== Recorded data ==
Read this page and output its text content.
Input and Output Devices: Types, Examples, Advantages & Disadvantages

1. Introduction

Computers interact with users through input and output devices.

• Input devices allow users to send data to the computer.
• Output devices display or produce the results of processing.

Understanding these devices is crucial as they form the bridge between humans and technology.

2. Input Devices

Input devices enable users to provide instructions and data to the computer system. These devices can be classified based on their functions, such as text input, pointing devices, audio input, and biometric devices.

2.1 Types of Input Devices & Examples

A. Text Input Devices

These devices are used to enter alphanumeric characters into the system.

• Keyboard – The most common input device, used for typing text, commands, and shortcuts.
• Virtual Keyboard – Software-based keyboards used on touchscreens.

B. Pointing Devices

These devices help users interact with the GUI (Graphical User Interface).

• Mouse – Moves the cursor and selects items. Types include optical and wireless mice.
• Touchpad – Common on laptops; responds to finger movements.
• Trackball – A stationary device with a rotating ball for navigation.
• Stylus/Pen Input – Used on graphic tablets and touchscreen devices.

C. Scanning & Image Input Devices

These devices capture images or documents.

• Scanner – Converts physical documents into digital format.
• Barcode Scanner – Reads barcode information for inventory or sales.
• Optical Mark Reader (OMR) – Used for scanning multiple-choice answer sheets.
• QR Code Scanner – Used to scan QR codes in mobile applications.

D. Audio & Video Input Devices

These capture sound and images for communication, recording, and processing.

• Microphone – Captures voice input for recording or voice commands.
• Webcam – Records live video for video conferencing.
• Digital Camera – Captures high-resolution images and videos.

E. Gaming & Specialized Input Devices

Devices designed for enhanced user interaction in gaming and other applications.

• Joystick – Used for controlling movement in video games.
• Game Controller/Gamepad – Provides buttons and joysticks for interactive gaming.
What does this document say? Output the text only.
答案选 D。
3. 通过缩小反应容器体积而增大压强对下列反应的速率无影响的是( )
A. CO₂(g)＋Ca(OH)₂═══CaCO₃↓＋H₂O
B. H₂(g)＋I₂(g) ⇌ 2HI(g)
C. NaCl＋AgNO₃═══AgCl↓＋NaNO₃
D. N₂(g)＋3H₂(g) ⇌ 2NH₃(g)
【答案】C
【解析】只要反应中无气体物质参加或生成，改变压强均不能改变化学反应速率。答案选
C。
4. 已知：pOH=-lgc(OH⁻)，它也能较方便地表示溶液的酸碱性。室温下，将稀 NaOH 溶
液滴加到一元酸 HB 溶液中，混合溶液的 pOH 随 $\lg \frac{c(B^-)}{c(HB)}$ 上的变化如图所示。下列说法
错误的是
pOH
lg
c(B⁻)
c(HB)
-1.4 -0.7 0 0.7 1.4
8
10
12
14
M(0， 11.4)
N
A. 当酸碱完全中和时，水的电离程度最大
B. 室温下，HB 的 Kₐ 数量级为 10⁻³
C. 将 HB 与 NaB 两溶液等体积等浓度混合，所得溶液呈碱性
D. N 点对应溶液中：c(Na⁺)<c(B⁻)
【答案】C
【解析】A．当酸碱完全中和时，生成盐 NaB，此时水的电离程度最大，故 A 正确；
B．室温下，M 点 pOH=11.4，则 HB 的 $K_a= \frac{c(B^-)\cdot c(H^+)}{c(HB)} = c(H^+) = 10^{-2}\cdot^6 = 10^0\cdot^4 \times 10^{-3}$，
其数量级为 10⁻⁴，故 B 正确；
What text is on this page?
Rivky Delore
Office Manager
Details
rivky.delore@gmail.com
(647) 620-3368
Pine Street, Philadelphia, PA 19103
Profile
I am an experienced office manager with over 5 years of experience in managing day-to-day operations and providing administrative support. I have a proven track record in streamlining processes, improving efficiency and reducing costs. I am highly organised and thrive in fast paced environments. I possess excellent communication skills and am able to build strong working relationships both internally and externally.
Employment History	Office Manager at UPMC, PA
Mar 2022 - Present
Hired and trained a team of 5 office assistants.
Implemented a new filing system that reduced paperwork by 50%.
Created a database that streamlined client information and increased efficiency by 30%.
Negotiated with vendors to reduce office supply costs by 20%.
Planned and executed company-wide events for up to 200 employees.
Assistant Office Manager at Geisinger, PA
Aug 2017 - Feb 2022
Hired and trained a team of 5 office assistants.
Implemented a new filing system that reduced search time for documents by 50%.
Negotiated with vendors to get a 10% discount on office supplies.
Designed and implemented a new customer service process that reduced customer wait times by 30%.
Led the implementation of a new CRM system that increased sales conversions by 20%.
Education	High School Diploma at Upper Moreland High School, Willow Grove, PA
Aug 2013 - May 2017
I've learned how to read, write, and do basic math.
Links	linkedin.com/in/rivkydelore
===
• [Aim] In the records, locate each line holding the string "page" and copy it.

• [Task output]
Read this page and output its text content.
What text is on this page?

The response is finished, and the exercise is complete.